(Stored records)
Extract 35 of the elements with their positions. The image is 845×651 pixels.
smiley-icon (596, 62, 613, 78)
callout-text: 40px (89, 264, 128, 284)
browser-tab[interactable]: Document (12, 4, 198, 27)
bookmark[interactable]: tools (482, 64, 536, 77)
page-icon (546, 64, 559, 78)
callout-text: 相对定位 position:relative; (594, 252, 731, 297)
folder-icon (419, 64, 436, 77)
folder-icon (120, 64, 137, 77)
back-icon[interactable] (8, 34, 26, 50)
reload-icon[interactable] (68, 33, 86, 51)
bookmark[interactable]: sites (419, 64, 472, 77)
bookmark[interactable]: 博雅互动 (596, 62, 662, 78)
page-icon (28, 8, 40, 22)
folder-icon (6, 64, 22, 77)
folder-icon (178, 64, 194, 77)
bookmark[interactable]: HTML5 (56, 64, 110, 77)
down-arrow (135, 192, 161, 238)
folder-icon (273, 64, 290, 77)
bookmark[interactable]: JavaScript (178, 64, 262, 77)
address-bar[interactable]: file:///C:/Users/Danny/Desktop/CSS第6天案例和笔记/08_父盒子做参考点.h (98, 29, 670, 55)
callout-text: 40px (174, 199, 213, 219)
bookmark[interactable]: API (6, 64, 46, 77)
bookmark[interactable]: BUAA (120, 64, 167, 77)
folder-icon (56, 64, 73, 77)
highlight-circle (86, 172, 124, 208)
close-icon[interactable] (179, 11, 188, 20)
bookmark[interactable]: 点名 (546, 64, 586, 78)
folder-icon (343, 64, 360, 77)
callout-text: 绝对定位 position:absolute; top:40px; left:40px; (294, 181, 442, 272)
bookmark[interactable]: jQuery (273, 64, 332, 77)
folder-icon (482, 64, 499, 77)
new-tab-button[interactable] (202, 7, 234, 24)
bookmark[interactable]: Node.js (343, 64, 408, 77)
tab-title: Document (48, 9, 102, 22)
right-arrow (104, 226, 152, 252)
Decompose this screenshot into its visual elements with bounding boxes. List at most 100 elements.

Required task
Reproduce every line of the data above exactly as it appears.

Solution to this problem
Extract 35 of the elements with their positions. The image is 845×651 pixels.
smiley-icon (596, 62, 613, 78)
callout-text: 40px (89, 264, 128, 284)
browser-tab[interactable]: Document (12, 4, 198, 27)
bookmark[interactable]: tools (482, 64, 536, 77)
page-icon (546, 64, 559, 78)
callout-text: 相对定位 position:relative; (594, 252, 731, 297)
folder-icon (419, 64, 436, 77)
folder-icon (120, 64, 137, 77)
back-icon[interactable] (8, 34, 26, 50)
reload-icon[interactable] (68, 33, 86, 51)
bookmark[interactable]: sites (419, 64, 472, 77)
bookmark[interactable]: 博雅互动 (596, 62, 662, 78)
page-icon (28, 8, 40, 22)
folder-icon (6, 64, 22, 77)
folder-icon (178, 64, 194, 77)
bookmark[interactable]: HTML5 (56, 64, 110, 77)
down-arrow (135, 192, 161, 238)
folder-icon (273, 64, 290, 77)
bookmark[interactable]: JavaScript (178, 64, 262, 77)
address-bar[interactable]: file:///C:/Users/Danny/Desktop/CSS第6天案例和笔记/08_父盒子做参考点.h (98, 29, 670, 55)
callout-text: 40px (174, 199, 213, 219)
bookmark[interactable]: API (6, 64, 46, 77)
bookmark[interactable]: BUAA (120, 64, 167, 77)
folder-icon (56, 64, 73, 77)
highlight-circle (86, 172, 124, 208)
close-icon[interactable] (179, 11, 188, 20)
bookmark[interactable]: 点名 (546, 64, 586, 78)
folder-icon (343, 64, 360, 77)
callout-text: 绝对定位 position:absolute; top:40px; left:40px; (294, 181, 442, 272)
bookmark[interactable]: jQuery (273, 64, 332, 77)
folder-icon (482, 64, 499, 77)
new-tab-button[interactable] (202, 7, 234, 24)
bookmark[interactable]: Node.js (343, 64, 408, 77)
tab-title: Document (48, 9, 102, 22)
right-arrow (104, 226, 152, 252)
Decompose this screenshot into its visual elements with bounding boxes. List at most 100 elements.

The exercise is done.